Reproduce the listing verbatim, from its first line through the line containing "legend-label: Stage2 Macro F1 [855,48,964,63]", including both ends.
-- BEGIN RECORDED INFORMATION --
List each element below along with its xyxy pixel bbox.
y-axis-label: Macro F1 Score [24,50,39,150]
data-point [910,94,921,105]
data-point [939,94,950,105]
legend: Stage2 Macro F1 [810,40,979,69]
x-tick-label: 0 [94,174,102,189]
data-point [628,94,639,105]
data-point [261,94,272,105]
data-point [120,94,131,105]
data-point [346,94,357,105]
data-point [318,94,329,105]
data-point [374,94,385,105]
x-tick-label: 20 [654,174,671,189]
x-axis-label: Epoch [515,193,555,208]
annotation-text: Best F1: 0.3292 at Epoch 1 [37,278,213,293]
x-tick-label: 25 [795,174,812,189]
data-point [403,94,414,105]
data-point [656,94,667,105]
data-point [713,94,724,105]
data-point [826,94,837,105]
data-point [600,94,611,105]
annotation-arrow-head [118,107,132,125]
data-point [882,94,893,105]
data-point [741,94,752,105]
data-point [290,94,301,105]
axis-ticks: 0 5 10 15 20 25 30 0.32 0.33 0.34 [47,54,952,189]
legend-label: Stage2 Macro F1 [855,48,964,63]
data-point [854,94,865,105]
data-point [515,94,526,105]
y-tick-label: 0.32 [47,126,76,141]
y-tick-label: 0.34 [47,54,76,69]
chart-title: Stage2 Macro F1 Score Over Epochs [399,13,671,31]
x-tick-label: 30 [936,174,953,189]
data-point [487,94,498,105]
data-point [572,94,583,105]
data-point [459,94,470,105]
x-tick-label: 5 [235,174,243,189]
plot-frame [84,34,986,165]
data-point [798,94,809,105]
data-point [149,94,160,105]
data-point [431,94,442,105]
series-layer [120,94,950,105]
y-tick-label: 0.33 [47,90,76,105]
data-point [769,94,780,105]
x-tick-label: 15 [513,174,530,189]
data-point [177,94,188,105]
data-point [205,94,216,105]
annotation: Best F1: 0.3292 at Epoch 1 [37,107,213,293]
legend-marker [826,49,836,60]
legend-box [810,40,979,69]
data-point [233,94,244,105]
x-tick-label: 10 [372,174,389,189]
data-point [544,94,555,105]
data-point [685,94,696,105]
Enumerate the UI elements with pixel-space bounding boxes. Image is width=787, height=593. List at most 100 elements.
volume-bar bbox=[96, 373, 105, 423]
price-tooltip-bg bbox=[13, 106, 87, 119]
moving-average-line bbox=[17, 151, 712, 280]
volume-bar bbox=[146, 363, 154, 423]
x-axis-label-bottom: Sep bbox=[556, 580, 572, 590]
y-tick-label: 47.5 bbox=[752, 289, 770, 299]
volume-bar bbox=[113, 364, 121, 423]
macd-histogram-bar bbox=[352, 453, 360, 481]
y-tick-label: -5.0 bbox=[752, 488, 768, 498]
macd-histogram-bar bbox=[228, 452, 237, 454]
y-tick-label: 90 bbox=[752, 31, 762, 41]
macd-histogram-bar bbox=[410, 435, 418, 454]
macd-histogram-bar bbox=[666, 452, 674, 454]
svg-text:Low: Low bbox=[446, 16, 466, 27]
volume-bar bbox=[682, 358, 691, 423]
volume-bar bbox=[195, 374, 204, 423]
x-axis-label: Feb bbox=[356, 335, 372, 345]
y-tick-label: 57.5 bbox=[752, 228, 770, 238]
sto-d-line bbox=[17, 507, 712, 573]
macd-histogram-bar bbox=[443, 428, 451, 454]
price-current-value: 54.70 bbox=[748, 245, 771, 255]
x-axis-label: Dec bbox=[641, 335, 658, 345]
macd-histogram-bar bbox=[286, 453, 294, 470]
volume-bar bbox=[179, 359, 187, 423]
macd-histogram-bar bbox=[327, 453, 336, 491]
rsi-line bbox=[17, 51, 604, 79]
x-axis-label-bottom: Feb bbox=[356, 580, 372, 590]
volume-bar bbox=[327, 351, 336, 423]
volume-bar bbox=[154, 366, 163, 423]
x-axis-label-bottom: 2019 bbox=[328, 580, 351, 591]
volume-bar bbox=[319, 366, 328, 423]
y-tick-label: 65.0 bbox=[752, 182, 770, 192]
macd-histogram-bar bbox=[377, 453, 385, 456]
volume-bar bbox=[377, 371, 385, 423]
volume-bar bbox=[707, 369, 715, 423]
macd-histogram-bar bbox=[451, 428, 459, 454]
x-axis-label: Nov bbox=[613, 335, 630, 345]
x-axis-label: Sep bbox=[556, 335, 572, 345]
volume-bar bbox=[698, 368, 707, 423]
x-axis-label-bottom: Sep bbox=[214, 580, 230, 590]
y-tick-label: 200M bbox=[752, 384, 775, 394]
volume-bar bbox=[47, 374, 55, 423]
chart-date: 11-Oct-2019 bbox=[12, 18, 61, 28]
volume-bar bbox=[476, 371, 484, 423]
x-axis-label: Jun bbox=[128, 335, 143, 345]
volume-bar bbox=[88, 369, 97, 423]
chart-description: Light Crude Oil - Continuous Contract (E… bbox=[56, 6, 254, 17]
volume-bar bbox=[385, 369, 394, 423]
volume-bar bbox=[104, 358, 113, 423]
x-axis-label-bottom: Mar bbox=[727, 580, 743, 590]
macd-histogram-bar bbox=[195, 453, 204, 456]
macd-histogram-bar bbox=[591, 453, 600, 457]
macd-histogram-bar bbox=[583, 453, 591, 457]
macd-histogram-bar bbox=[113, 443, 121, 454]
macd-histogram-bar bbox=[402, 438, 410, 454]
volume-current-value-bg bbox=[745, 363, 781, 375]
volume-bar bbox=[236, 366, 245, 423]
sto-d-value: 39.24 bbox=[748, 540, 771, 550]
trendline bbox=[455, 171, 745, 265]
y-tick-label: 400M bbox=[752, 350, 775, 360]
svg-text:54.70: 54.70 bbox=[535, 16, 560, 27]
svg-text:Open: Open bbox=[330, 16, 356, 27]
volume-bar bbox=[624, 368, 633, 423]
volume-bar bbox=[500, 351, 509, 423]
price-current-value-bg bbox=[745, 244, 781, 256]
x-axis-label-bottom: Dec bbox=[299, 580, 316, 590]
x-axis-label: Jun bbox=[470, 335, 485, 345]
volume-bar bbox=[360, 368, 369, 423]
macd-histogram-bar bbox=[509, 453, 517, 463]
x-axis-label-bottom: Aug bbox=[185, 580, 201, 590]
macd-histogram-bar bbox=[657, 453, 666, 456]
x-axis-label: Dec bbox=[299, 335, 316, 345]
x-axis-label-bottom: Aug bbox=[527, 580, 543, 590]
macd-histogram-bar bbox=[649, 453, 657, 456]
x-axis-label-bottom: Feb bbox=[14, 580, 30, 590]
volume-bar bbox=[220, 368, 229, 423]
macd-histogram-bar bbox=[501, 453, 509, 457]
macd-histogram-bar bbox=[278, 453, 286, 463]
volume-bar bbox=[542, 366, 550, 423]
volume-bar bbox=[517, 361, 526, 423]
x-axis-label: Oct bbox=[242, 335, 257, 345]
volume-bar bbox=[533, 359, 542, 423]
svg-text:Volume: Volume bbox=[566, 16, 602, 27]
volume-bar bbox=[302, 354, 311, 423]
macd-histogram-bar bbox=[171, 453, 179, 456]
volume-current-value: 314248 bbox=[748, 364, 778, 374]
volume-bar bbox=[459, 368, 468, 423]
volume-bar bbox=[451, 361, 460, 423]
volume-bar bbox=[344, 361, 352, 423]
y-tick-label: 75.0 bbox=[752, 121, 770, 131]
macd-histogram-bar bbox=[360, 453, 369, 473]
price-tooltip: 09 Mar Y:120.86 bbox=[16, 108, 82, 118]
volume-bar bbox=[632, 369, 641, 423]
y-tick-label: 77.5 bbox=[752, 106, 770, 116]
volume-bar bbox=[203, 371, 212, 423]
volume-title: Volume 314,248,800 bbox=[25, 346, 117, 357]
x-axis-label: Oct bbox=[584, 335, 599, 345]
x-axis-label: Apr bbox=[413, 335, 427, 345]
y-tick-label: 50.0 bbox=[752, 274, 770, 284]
-- END RECORDED INFORMATION --
SOLUTION:
List each element below along with its xyxy pixel bbox.
y-axis-label: Macro F1 Score [24,50,39,150]
data-point [910,94,921,105]
data-point [939,94,950,105]
legend: Stage2 Macro F1 [810,40,979,69]
x-tick-label: 0 [94,174,102,189]
data-point [628,94,639,105]
data-point [261,94,272,105]
data-point [120,94,131,105]
data-point [346,94,357,105]
data-point [318,94,329,105]
data-point [374,94,385,105]
x-tick-label: 20 [654,174,671,189]
x-axis-label: Epoch [515,193,555,208]
annotation-text: Best F1: 0.3292 at Epoch 1 [37,278,213,293]
x-tick-label: 25 [795,174,812,189]
data-point [403,94,414,105]
data-point [656,94,667,105]
data-point [713,94,724,105]
data-point [826,94,837,105]
data-point [600,94,611,105]
annotation-arrow-head [118,107,132,125]
data-point [882,94,893,105]
data-point [741,94,752,105]
data-point [290,94,301,105]
axis-ticks: 0 5 10 15 20 25 30 0.32 0.33 0.34 [47,54,952,189]
legend-label: Stage2 Macro F1 [855,48,964,63]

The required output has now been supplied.